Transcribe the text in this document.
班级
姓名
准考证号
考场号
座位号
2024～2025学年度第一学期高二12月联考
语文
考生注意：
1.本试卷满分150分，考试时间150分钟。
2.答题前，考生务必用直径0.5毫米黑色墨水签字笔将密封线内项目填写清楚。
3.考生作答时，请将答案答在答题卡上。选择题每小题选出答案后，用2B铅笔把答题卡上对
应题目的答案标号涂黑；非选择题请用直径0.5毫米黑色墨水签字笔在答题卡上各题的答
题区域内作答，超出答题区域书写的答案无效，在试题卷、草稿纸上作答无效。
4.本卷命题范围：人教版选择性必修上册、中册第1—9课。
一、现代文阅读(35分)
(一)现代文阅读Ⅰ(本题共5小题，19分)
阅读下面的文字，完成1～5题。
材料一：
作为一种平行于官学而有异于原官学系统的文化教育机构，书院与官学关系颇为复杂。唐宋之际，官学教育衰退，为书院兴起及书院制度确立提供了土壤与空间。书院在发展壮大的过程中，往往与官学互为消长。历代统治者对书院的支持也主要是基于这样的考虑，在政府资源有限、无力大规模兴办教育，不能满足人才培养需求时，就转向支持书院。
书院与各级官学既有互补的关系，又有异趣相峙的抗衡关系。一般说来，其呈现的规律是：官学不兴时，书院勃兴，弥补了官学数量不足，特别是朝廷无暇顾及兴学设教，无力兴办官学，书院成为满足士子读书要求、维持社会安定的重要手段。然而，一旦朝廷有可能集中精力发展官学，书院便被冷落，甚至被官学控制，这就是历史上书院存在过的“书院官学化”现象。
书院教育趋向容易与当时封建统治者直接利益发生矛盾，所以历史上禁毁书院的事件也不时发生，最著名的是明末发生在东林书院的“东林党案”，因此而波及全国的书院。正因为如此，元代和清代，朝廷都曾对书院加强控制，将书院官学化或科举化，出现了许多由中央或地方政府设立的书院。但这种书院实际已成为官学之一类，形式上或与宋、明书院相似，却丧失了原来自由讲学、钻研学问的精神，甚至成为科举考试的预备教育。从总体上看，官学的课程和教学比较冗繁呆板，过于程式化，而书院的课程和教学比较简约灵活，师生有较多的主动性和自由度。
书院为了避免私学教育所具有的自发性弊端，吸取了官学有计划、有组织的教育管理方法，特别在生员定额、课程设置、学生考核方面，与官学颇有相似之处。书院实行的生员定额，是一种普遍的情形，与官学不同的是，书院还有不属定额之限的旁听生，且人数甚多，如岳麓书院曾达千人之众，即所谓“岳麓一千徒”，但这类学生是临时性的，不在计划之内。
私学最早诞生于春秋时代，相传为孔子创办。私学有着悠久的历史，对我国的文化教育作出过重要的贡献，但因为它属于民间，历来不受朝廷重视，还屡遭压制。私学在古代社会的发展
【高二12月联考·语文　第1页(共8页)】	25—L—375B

▶ [Requirements]: Repeat every line of the records above exactly.

▶ [Completed exercise]:
Transcribe the text in this document.
班级
姓名
准考证号
考场号
座位号
2024～2025学年度第一学期高二12月联考
语文
考生注意：
1.本试卷满分150分，考试时间150分钟。
2.答题前，考生务必用直径0.5毫米黑色墨水签字笔将密封线内项目填写清楚。
3.考生作答时，请将答案答在答题卡上。选择题每小题选出答案后，用2B铅笔把答题卡上对
应题目的答案标号涂黑；非选择题请用直径0.5毫米黑色墨水签字笔在答题卡上各题的答
题区域内作答，超出答题区域书写的答案无效，在试题卷、草稿纸上作答无效。
4.本卷命题范围：人教版选择性必修上册、中册第1—9课。
一、现代文阅读(35分)
(一)现代文阅读Ⅰ(本题共5小题，19分)
阅读下面的文字，完成1～5题。
材料一：
作为一种平行于官学而有异于原官学系统的文化教育机构，书院与官学关系颇为复杂。唐宋之际，官学教育衰退，为书院兴起及书院制度确立提供了土壤与空间。书院在发展壮大的过程中，往往与官学互为消长。历代统治者对书院的支持也主要是基于这样的考虑，在政府资源有限、无力大规模兴办教育，不能满足人才培养需求时，就转向支持书院。
书院与各级官学既有互补的关系，又有异趣相峙的抗衡关系。一般说来，其呈现的规律是：官学不兴时，书院勃兴，弥补了官学数量不足，特别是朝廷无暇顾及兴学设教，无力兴办官学，书院成为满足士子读书要求、维持社会安定的重要手段。然而，一旦朝廷有可能集中精力发展官学，书院便被冷落，甚至被官学控制，这就是历史上书院存在过的“书院官学化”现象。
书院教育趋向容易与当时封建统治者直接利益发生矛盾，所以历史上禁毁书院的事件也不时发生，最著名的是明末发生在东林书院的“东林党案”，因此而波及全国的书院。正因为如此，元代和清代，朝廷都曾对书院加强控制，将书院官学化或科举化，出现了许多由中央或地方政府设立的书院。但这种书院实际已成为官学之一类，形式上或与宋、明书院相似，却丧失了原来自由讲学、钻研学问的精神，甚至成为科举考试的预备教育。从总体上看，官学的课程和教学比较冗繁呆板，过于程式化，而书院的课程和教学比较简约灵活，师生有较多的主动性和自由度。
书院为了避免私学教育所具有的自发性弊端，吸取了官学有计划、有组织的教育管理方法，特别在生员定额、课程设置、学生考核方面，与官学颇有相似之处。书院实行的生员定额，是一种普遍的情形，与官学不同的是，书院还有不属定额之限的旁听生，且人数甚多，如岳麓书院曾达千人之众，即所谓“岳麓一千徒”，但这类学生是临时性的，不在计划之内。
私学最早诞生于春秋时代，相传为孔子创办。私学有着悠久的历史，对我国的文化教育作出过重要的贡献，但因为它属于民间，历来不受朝廷重视，还屡遭压制。私学在古代社会的发展
【高二12月联考·语文　第1页(共8页)】	25—L—375B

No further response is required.